**WHAT THE EXERCISE ASKS**
Reproduce the data below line for line without changing anything, but omit the pictures from your answer.

..............................

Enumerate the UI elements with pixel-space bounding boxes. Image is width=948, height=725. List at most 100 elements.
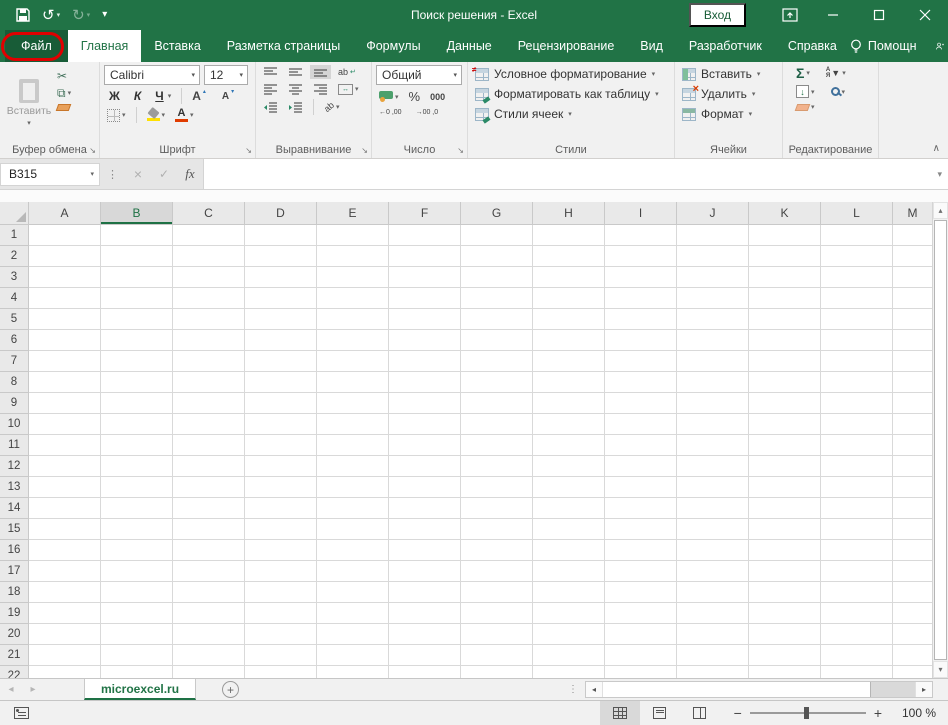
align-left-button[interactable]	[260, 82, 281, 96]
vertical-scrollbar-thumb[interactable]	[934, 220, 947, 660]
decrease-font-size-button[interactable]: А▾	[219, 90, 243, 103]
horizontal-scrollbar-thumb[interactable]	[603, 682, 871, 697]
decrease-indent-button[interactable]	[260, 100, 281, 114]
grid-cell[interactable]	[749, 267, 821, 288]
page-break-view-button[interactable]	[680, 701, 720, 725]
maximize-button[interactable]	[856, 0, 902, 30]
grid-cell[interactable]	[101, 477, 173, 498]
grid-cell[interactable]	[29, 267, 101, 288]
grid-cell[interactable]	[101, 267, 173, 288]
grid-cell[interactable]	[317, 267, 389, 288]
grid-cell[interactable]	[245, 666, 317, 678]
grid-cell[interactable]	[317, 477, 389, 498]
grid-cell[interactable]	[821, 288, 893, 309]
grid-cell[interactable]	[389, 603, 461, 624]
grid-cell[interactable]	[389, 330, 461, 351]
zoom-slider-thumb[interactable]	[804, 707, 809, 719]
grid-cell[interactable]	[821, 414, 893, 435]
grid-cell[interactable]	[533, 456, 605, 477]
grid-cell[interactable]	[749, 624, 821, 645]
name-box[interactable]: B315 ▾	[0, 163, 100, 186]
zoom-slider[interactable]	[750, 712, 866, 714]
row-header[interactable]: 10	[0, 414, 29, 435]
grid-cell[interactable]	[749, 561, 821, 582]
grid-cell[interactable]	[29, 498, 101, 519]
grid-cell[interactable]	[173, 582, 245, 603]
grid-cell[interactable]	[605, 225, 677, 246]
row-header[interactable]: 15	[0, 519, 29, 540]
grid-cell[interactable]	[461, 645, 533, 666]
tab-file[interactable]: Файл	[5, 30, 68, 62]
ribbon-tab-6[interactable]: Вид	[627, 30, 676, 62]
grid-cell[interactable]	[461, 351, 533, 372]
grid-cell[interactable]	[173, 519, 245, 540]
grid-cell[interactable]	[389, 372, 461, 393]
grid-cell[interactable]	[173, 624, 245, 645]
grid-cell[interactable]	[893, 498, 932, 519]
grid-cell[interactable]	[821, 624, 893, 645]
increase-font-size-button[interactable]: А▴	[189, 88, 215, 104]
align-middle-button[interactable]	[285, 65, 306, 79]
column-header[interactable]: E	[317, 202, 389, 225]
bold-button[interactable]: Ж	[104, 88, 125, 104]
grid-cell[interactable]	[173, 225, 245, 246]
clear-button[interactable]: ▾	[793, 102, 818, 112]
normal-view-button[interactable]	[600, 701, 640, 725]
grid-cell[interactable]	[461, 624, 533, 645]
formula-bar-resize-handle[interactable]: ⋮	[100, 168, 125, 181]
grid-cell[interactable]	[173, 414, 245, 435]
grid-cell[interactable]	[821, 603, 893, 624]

..............................

**CORRECT RESULT**
Enumerate the UI elements with pixel-space bounding boxes. Image is width=948, height=725. List at most 100 elements.
align-left-button[interactable]	[260, 82, 281, 96]
vertical-scrollbar-thumb[interactable]	[934, 220, 947, 660]
decrease-font-size-button[interactable]: А▾	[219, 90, 243, 103]
horizontal-scrollbar-thumb[interactable]	[603, 682, 871, 697]
decrease-indent-button[interactable]	[260, 100, 281, 114]
grid-cell[interactable]	[749, 267, 821, 288]
page-break-view-button[interactable]	[680, 701, 720, 725]
maximize-button[interactable]	[856, 0, 902, 30]
grid-cell[interactable]	[101, 477, 173, 498]
grid-cell[interactable]	[29, 267, 101, 288]
grid-cell[interactable]	[101, 267, 173, 288]
grid-cell[interactable]	[317, 267, 389, 288]
grid-cell[interactable]	[245, 666, 317, 678]
grid-cell[interactable]	[317, 477, 389, 498]
grid-cell[interactable]	[821, 288, 893, 309]
grid-cell[interactable]	[389, 603, 461, 624]
grid-cell[interactable]	[389, 330, 461, 351]
zoom-slider-thumb[interactable]	[804, 707, 809, 719]
grid-cell[interactable]	[821, 414, 893, 435]
grid-cell[interactable]	[533, 456, 605, 477]
grid-cell[interactable]	[749, 624, 821, 645]
name-box[interactable]: B315 ▾	[0, 163, 100, 186]
zoom-slider[interactable]	[750, 712, 866, 714]
row-header[interactable]: 10	[0, 414, 29, 435]
grid-cell[interactable]	[749, 561, 821, 582]
grid-cell[interactable]	[29, 498, 101, 519]
grid-cell[interactable]	[173, 582, 245, 603]
grid-cell[interactable]	[605, 225, 677, 246]
row-header[interactable]: 15	[0, 519, 29, 540]
grid-cell[interactable]	[461, 645, 533, 666]
tab-file[interactable]: Файл	[5, 30, 68, 62]
ribbon-tab-6[interactable]: Вид	[627, 30, 676, 62]
grid-cell[interactable]	[461, 351, 533, 372]
grid-cell[interactable]	[173, 519, 245, 540]
grid-cell[interactable]	[389, 372, 461, 393]
grid-cell[interactable]	[173, 624, 245, 645]
grid-cell[interactable]	[893, 498, 932, 519]
grid-cell[interactable]	[821, 624, 893, 645]
increase-font-size-button[interactable]: А▴	[189, 88, 215, 104]
align-middle-button[interactable]	[285, 65, 306, 79]
column-header[interactable]: E	[317, 202, 389, 225]
bold-button[interactable]: Ж	[104, 88, 125, 104]
grid-cell[interactable]	[173, 225, 245, 246]
clear-button[interactable]: ▾	[793, 102, 818, 112]
normal-view-button[interactable]	[600, 701, 640, 725]
grid-cell[interactable]	[461, 624, 533, 645]
formula-bar-resize-handle[interactable]: ⋮	[100, 168, 125, 181]
grid-cell[interactable]	[173, 414, 245, 435]
grid-cell[interactable]	[821, 603, 893, 624]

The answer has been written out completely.